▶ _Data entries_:
———

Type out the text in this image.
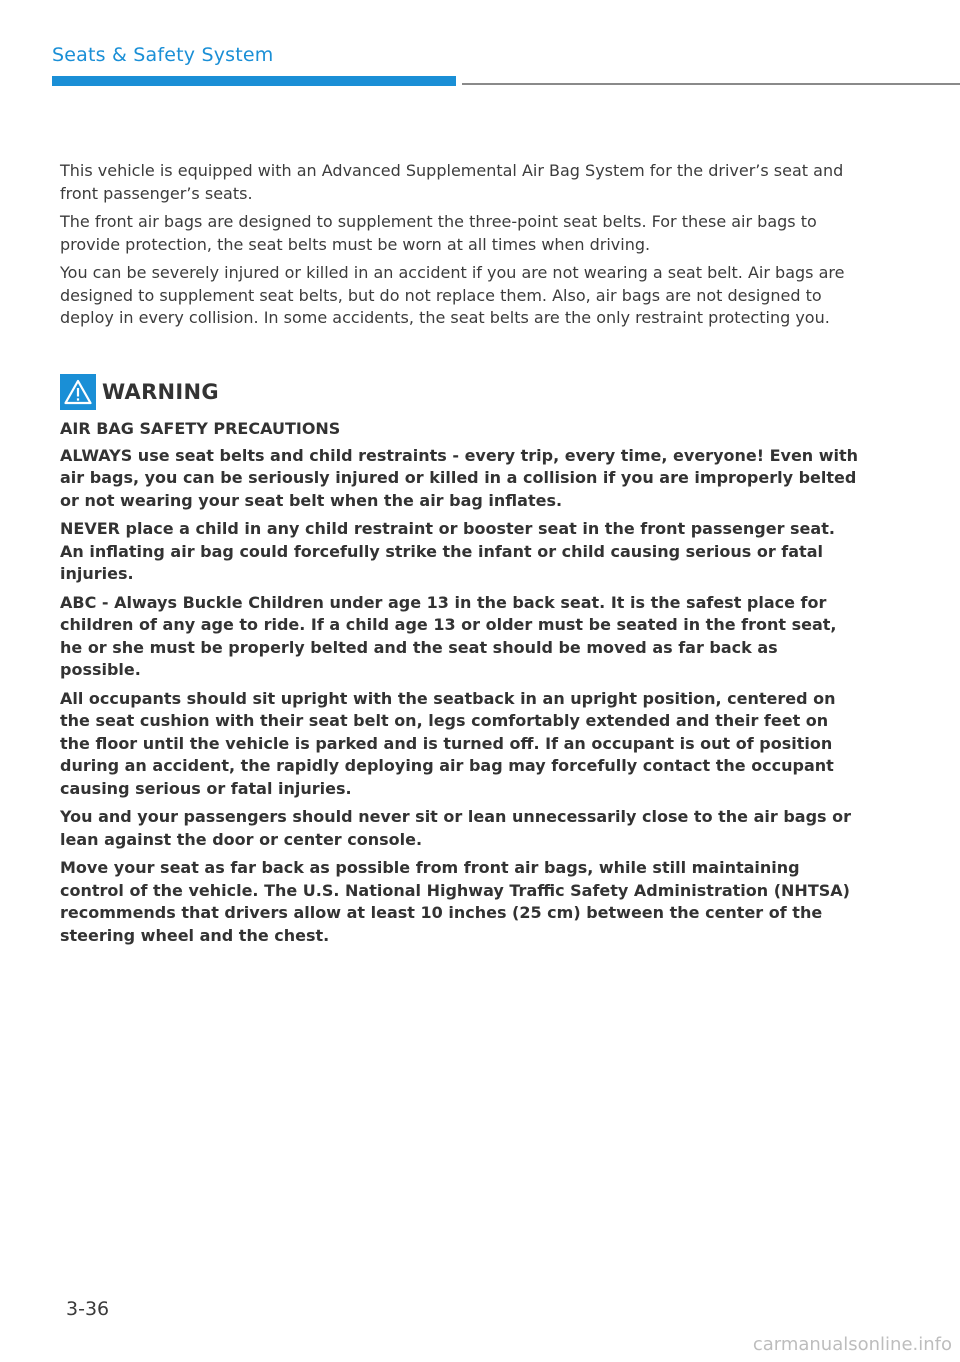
Seats & Safety System

This vehicle is equipped with an Advanced Supplemental Air Bag System for the driver’s seat and front passenger’s seats.

The front air bags are designed to supplement the three-point seat belts. For these air bags to provide protection, the seat belts must be worn at all times when driving.

You can be severely injured or killed in an accident if you are not wearing a seat belt. Air bags are designed to supplement seat belts, but do not replace them. Also, air bags are not designed to deploy in every collision. In some accidents, the seat belts are the only restraint protecting you.

WARNING

AIR BAG SAFETY PRECAUTIONS

ALWAYS use seat belts and child restraints - every trip, every time, everyone! Even with air bags, you can be seriously injured or killed in a collision if you are improperly belted or not wearing your seat belt when the air bag inflates.

NEVER place a child in any child restraint or booster seat in the front passenger seat. An inflating air bag could forcefully strike the infant or child causing serious or fatal injuries.

ABC - Always Buckle Children under age 13 in the back seat. It is the safest place for children of any age to ride. If a child age 13 or older must be seated in the front seat, he or she must be properly belted and the seat should be moved as far back as possible.

All occupants should sit upright with the seatback in an upright position, centered on the seat cushion with their seat belt on, legs comfortably extended and their feet on the floor until the vehicle is parked and is turned off. If an occupant is out of position during an accident, the rapidly deploying air bag may forcefully contact the occupant causing serious or fatal injuries.

You and your passengers should never sit or lean unnecessarily close to the air bags or lean against the door or center console.

Move your seat as far back as possible from front air bags, while still maintaining control of the vehicle. The U.S. National Highway Traffic Safety Administration (NHTSA) recommends that drivers allow at least 10 inches (25 cm) between the center of the steering wheel and the chest.

3-36
carmanualsonline.info
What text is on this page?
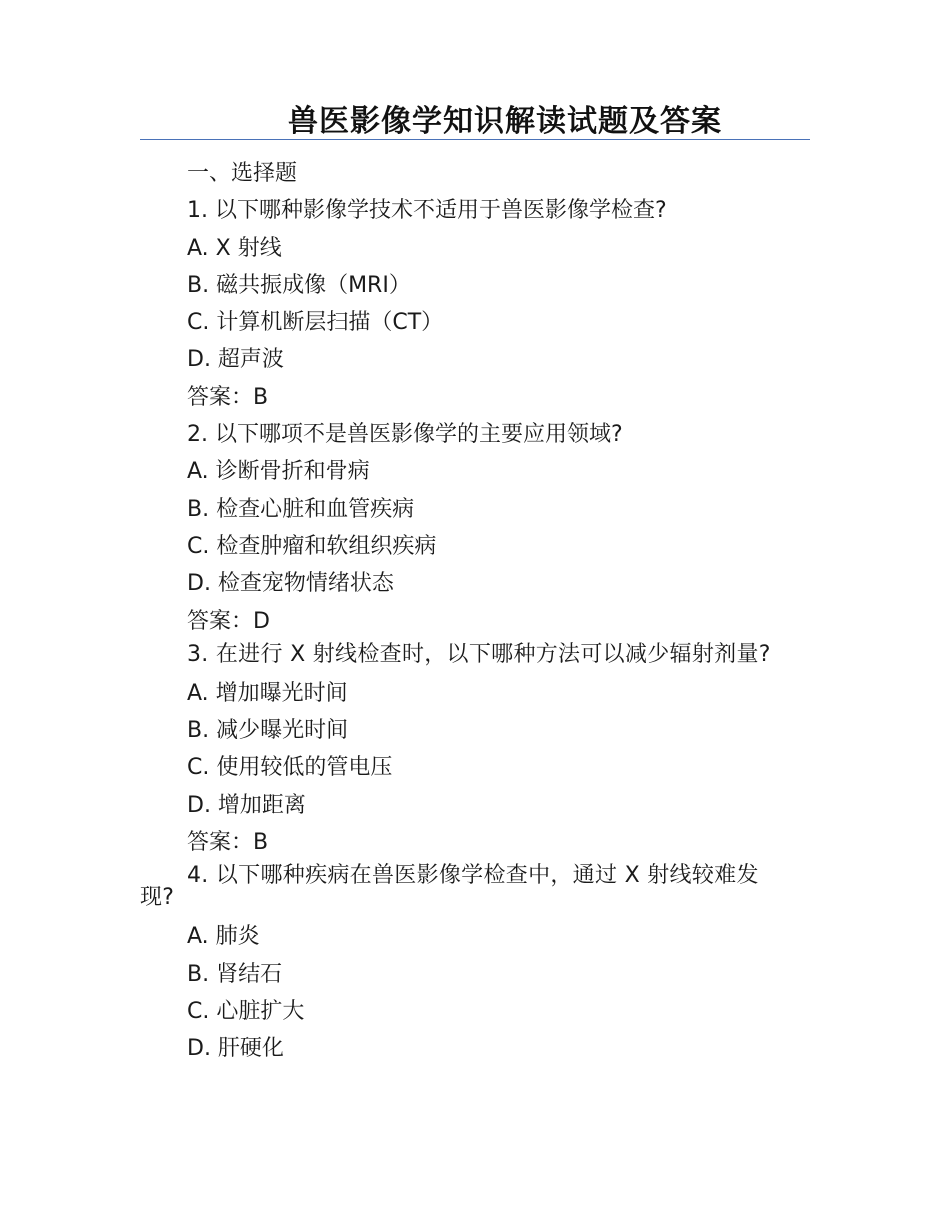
兽医影像学知识解读试题及答案
一、选择题
1. 以下哪种影像学技术不适用于兽医影像学检查?
A. X 射线
B. 磁共振成像（MRI）
C. 计算机断层扫描（CT）
D. 超声波
答案：B
2. 以下哪项不是兽医影像学的主要应用领域?
A. 诊断骨折和骨病
B. 检查心脏和血管疾病
C. 检查肿瘤和软组织疾病
D. 检查宠物情绪状态
答案：D
3. 在进行 X 射线检查时，以下哪种方法可以减少辐射剂量?
A. 增加曝光时间
B. 减少曝光时间
C. 使用较低的管电压
D. 增加距离
答案：B
4. 以下哪种疾病在兽医影像学检查中，通过 X 射线较难发现?
A. 肺炎
B. 肾结石
C. 心脏扩大
D. 肝硬化
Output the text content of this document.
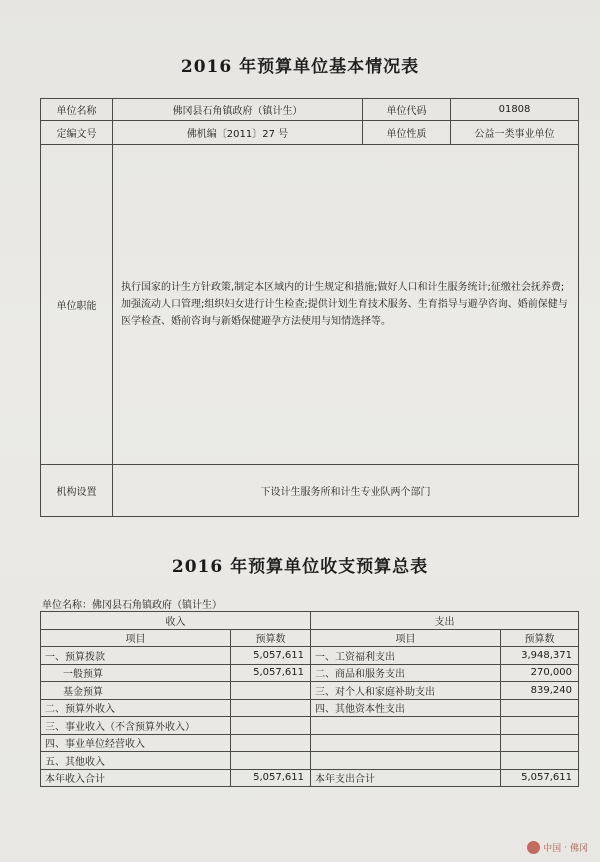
2016 年预算单位基本情况表
单位名称	佛冈县石角镇政府（镇计生）	单位代码	01808
定编文号	佛机编〔2011〕27 号	单位性质	公益一类事业单位
单位职能	执行国家的计生方针政策,制定本区域内的计生规定和措施;做好人口和计生服务统计;征缴社会抚养费;加强流动人口管理;组织妇女进行计生检查;提供计划生育技术服务、生育指导与避孕咨询、婚前保健与医学检查、婚前咨询与新婚保健避孕方法使用与知情选择等。		
机构设置	下设计生服务所和计生专业队两个部门		
2016 年预算单位收支预算总表
单位名称：佛冈县石角镇政府（镇计生）
收入		支出	
项目	预算数	项目	预算数
一、预算拨款	5,057,611	一、工资福利支出	3,948,371
一般预算	5,057,611	二、商品和服务支出	270,000
基金预算		三、对个人和家庭补助支出	839,240
二、预算外收入		四、其他资本性支出	
三、事业收入（不含预算外收入）			
四、事业单位经营收入			
五、其他收入			
本年收入合计	5,057,611	本年支出合计	5,057,611
中国 · 佛冈
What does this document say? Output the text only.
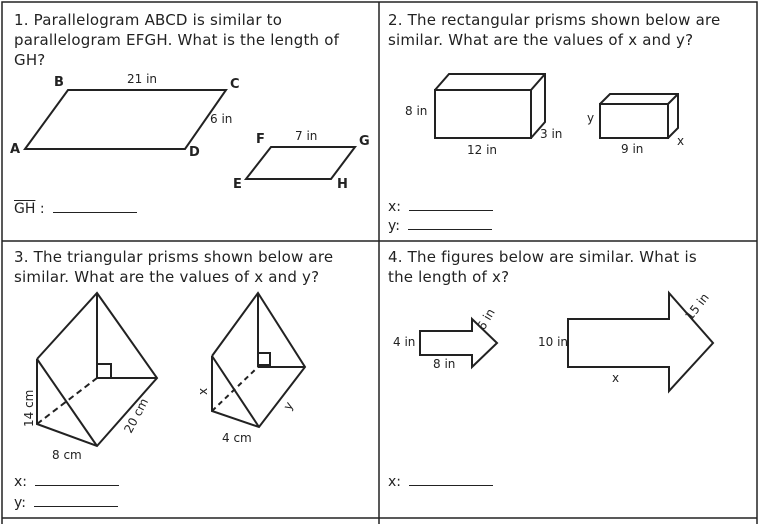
1. Parallelogram ABCD is similar to
parallelogram EFGH. What is the length of
GH?
A
B	C
D
E
F	G
H
21 in
6 in
7 in
$\overline{GH}$ :
2. The rectangular prisms shown below are
similar. What are the values of x and y?
8 in
12 in
3 in
y
9 in
x
x:
y:
3. The triangular prisms shown below are
similar. What are the values of x and y?
14 cm
8 cm
20 cm
x
y
4 cm
x:
y:
4. The figures below are similar. What is
the length of x?
4 in
8 in
6 in
10 in
x
15 in
x:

———

▶ _Instructions for the task_: Pull every line containing "Output" from the material above.

▶ _Result_:
Output the text content of this document.
What does this document say? Output the text only.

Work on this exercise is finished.